## Start Given data

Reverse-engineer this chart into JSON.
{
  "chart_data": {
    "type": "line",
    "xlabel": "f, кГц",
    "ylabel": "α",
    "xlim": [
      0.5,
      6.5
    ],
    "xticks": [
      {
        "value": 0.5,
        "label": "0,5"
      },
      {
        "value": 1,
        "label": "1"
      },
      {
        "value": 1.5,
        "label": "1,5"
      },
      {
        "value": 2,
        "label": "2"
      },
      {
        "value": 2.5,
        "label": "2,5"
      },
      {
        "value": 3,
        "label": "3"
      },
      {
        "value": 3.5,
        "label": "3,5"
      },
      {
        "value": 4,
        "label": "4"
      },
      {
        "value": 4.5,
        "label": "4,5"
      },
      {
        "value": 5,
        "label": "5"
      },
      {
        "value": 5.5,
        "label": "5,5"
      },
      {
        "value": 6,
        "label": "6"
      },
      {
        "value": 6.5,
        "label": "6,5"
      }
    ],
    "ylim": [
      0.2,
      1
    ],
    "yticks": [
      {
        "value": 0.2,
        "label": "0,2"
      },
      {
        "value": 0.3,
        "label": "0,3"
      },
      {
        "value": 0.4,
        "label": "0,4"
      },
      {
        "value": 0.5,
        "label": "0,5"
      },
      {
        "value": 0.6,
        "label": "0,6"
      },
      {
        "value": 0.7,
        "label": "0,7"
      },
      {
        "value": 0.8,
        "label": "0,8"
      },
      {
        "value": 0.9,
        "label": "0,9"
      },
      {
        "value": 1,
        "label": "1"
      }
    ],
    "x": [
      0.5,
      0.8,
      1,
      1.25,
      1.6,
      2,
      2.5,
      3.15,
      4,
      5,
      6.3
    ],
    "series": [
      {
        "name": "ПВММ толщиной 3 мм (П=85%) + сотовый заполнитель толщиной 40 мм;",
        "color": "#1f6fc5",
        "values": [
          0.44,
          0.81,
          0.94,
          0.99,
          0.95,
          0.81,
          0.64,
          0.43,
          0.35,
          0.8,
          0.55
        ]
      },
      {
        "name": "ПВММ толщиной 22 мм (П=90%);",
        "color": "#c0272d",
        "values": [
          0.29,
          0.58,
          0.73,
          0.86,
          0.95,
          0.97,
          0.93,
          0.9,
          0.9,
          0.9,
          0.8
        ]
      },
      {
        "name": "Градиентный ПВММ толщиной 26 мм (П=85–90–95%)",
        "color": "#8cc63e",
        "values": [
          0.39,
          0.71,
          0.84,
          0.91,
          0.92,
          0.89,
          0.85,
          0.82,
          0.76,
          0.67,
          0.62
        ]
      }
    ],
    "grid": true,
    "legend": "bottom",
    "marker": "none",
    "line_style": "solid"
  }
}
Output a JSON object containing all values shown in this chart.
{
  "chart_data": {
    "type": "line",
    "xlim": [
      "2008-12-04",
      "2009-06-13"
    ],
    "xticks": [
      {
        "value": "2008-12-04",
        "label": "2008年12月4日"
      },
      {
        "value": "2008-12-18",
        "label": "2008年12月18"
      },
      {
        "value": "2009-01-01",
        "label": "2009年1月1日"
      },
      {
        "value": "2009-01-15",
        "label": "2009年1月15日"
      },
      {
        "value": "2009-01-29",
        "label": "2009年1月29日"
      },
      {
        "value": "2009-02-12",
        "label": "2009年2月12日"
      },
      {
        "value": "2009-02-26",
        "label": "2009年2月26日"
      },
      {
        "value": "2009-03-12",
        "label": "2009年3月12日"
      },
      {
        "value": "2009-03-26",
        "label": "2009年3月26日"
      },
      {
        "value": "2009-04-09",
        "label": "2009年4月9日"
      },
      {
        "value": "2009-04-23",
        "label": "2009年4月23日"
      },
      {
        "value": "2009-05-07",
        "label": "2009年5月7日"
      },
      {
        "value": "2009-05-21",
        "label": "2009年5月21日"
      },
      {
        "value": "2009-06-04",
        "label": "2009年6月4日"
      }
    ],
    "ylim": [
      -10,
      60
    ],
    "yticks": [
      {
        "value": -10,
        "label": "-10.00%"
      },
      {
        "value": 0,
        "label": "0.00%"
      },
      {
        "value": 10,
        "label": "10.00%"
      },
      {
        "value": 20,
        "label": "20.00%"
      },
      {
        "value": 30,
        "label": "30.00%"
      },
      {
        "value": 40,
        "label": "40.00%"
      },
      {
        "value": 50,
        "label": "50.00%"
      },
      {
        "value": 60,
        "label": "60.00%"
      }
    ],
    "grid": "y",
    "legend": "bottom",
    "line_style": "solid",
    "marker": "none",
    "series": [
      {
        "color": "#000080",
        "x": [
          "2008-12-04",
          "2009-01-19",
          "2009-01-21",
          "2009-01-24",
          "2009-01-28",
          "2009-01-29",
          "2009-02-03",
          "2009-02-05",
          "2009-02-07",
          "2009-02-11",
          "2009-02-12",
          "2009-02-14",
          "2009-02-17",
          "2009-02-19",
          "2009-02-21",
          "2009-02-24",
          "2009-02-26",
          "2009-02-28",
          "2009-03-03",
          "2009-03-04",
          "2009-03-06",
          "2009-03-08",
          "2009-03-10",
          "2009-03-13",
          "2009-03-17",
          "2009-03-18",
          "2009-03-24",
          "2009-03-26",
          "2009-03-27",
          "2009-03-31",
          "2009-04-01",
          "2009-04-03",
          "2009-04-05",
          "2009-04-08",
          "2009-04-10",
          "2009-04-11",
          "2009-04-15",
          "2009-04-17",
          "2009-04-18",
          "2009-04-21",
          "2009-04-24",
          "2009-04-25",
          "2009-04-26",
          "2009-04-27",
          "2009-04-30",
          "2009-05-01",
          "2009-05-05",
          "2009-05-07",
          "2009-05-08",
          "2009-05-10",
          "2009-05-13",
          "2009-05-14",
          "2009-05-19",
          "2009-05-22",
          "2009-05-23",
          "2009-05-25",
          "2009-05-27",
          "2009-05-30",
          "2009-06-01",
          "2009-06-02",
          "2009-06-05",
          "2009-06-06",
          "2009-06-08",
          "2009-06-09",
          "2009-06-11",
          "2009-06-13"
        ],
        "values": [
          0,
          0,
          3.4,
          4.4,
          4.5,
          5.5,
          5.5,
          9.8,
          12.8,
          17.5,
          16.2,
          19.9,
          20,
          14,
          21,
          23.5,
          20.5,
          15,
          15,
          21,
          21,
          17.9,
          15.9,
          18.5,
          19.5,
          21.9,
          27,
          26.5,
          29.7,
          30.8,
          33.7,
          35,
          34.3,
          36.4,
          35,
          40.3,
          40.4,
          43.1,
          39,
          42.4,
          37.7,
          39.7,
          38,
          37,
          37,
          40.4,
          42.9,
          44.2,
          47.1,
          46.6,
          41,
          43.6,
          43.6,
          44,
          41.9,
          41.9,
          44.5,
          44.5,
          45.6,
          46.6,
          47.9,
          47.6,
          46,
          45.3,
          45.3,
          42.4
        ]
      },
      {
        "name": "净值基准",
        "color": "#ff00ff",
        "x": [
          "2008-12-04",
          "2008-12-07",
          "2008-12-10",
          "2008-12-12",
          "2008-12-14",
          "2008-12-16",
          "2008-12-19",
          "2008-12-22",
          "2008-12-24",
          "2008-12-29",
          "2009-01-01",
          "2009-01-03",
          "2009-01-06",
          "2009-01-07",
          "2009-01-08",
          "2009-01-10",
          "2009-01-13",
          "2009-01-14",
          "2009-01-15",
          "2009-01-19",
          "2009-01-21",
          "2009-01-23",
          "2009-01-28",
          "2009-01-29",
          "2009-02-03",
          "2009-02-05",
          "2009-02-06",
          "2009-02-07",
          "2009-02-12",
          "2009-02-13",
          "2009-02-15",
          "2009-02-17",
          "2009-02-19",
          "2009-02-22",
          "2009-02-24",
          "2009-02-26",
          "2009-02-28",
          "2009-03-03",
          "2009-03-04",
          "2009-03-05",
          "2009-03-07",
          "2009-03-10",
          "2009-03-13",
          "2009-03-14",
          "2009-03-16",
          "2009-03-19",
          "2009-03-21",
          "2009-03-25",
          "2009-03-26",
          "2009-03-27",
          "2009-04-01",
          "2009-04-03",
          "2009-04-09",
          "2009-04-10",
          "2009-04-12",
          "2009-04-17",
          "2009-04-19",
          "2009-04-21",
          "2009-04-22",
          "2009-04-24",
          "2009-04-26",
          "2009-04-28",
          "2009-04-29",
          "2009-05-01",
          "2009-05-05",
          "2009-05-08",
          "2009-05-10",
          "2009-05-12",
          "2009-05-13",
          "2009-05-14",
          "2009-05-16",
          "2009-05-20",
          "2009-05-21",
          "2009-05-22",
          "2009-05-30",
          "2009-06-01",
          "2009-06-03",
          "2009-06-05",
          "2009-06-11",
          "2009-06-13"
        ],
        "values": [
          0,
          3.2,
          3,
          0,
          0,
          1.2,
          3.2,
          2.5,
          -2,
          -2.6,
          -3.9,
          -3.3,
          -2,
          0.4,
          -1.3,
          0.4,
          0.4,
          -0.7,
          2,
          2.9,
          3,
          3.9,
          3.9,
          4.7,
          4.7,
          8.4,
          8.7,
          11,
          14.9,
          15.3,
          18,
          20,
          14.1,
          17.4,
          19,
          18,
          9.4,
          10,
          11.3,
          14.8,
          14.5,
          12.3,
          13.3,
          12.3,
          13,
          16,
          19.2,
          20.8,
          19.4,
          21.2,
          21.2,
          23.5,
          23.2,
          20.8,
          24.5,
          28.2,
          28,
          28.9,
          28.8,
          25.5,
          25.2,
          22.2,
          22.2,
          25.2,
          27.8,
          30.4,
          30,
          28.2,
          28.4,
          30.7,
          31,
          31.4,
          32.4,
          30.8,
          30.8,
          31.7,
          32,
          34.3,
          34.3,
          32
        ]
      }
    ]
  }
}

## End Given data

_Stated goal_
The word "толщиной" may turn up on some lines of these records; say how many, with no other words.

_Answer to this exercise_
3